## Data for this exercise

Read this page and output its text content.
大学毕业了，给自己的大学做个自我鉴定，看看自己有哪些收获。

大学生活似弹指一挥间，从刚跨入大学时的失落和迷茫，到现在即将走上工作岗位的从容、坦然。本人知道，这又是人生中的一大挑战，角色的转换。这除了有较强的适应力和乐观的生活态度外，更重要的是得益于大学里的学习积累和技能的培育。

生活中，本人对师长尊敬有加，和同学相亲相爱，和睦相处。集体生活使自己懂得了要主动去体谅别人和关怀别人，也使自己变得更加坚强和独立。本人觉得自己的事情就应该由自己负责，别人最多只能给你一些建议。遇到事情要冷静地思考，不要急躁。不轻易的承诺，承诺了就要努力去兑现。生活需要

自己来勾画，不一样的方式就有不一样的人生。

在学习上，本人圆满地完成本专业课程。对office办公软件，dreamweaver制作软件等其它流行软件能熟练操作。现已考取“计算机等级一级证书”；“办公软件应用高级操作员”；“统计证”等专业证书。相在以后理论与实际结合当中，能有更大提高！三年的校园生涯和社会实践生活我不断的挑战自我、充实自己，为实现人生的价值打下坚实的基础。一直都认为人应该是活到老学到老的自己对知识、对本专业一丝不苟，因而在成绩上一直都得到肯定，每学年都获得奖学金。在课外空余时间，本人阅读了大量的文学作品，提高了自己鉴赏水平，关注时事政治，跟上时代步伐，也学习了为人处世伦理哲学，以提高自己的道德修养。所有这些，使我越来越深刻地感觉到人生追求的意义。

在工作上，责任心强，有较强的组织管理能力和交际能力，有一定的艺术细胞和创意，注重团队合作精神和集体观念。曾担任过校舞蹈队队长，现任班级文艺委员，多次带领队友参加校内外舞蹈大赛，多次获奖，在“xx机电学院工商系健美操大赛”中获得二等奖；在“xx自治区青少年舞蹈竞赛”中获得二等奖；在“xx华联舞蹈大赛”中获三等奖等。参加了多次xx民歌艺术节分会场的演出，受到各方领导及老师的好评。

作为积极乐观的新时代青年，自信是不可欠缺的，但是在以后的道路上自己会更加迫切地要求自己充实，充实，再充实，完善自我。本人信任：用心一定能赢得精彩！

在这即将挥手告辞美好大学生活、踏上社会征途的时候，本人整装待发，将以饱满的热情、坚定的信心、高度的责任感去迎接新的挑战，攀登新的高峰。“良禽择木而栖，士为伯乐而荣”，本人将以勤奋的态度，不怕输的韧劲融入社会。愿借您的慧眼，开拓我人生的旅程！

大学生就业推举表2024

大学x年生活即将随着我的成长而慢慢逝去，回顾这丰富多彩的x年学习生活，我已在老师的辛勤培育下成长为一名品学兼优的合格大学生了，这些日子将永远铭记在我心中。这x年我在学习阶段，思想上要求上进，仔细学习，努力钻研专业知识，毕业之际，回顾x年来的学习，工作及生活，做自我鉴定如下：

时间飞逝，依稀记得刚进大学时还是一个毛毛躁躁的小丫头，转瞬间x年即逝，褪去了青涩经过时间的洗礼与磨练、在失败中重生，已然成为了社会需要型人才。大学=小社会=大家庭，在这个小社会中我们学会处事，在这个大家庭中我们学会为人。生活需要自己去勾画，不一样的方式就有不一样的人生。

## Given exercise
Extract the full listing and reproduce each line exactly.

## Correct output
Read this page and output its text content.
大学毕业了，给自己的大学做个自我鉴定，看看自己有哪些收获。

大学生活似弹指一挥间，从刚跨入大学时的失落和迷茫，到现在即将走上工作岗位的从容、坦然。本人知道，这又是人生中的一大挑战，角色的转换。这除了有较强的适应力和乐观的生活态度外，更重要的是得益于大学里的学习积累和技能的培育。

生活中，本人对师长尊敬有加，和同学相亲相爱，和睦相处。集体生活使自己懂得了要主动去体谅别人和关怀别人，也使自己变得更加坚强和独立。本人觉得自己的事情就应该由自己负责，别人最多只能给你一些建议。遇到事情要冷静地思考，不要急躁。不轻易的承诺，承诺了就要努力去兑现。生活需要

自己来勾画，不一样的方式就有不一样的人生。

在学习上，本人圆满地完成本专业课程。对office办公软件，dreamweaver制作软件等其它流行软件能熟练操作。现已考取“计算机等级一级证书”；“办公软件应用高级操作员”；“统计证”等专业证书。相在以后理论与实际结合当中，能有更大提高！三年的校园生涯和社会实践生活我不断的挑战自我、充实自己，为实现人生的价值打下坚实的基础。一直都认为人应该是活到老学到老的自己对知识、对本专业一丝不苟，因而在成绩上一直都得到肯定，每学年都获得奖学金。在课外空余时间，本人阅读了大量的文学作品，提高了自己鉴赏水平，关注时事政治，跟上时代步伐，也学习了为人处世伦理哲学，以提高自己的道德修养。所有这些，使我越来越深刻地感觉到人生追求的意义。

在工作上，责任心强，有较强的组织管理能力和交际能力，有一定的艺术细胞和创意，注重团队合作精神和集体观念。曾担任过校舞蹈队队长，现任班级文艺委员，多次带领队友参加校内外舞蹈大赛，多次获奖，在“xx机电学院工商系健美操大赛”中获得二等奖；在“xx自治区青少年舞蹈竞赛”中获得二等奖；在“xx华联舞蹈大赛”中获三等奖等。参加了多次xx民歌艺术节分会场的演出，受到各方领导及老师的好评。

作为积极乐观的新时代青年，自信是不可欠缺的，但是在以后的道路上自己会更加迫切地要求自己充实，充实，再充实，完善自我。本人信任：用心一定能赢得精彩！

在这即将挥手告辞美好大学生活、踏上社会征途的时候，本人整装待发，将以饱满的热情、坚定的信心、高度的责任感去迎接新的挑战，攀登新的高峰。“良禽择木而栖，士为伯乐而荣”，本人将以勤奋的态度，不怕输的韧劲融入社会。愿借您的慧眼，开拓我人生的旅程！

大学生就业推举表2024

大学x年生活即将随着我的成长而慢慢逝去，回顾这丰富多彩的x年学习生活，我已在老师的辛勤培育下成长为一名品学兼优的合格大学生了，这些日子将永远铭记在我心中。这x年我在学习阶段，思想上要求上进，仔细学习，努力钻研专业知识，毕业之际，回顾x年来的学习，工作及生活，做自我鉴定如下：

时间飞逝，依稀记得刚进大学时还是一个毛毛躁躁的小丫头，转瞬间x年即逝，褪去了青涩经过时间的洗礼与磨练、在失败中重生，已然成为了社会需要型人才。大学=小社会=大家庭，在这个小社会中我们学会处事，在这个大家庭中我们学会为人。生活需要自己去勾画，不一样的方式就有不一样的人生。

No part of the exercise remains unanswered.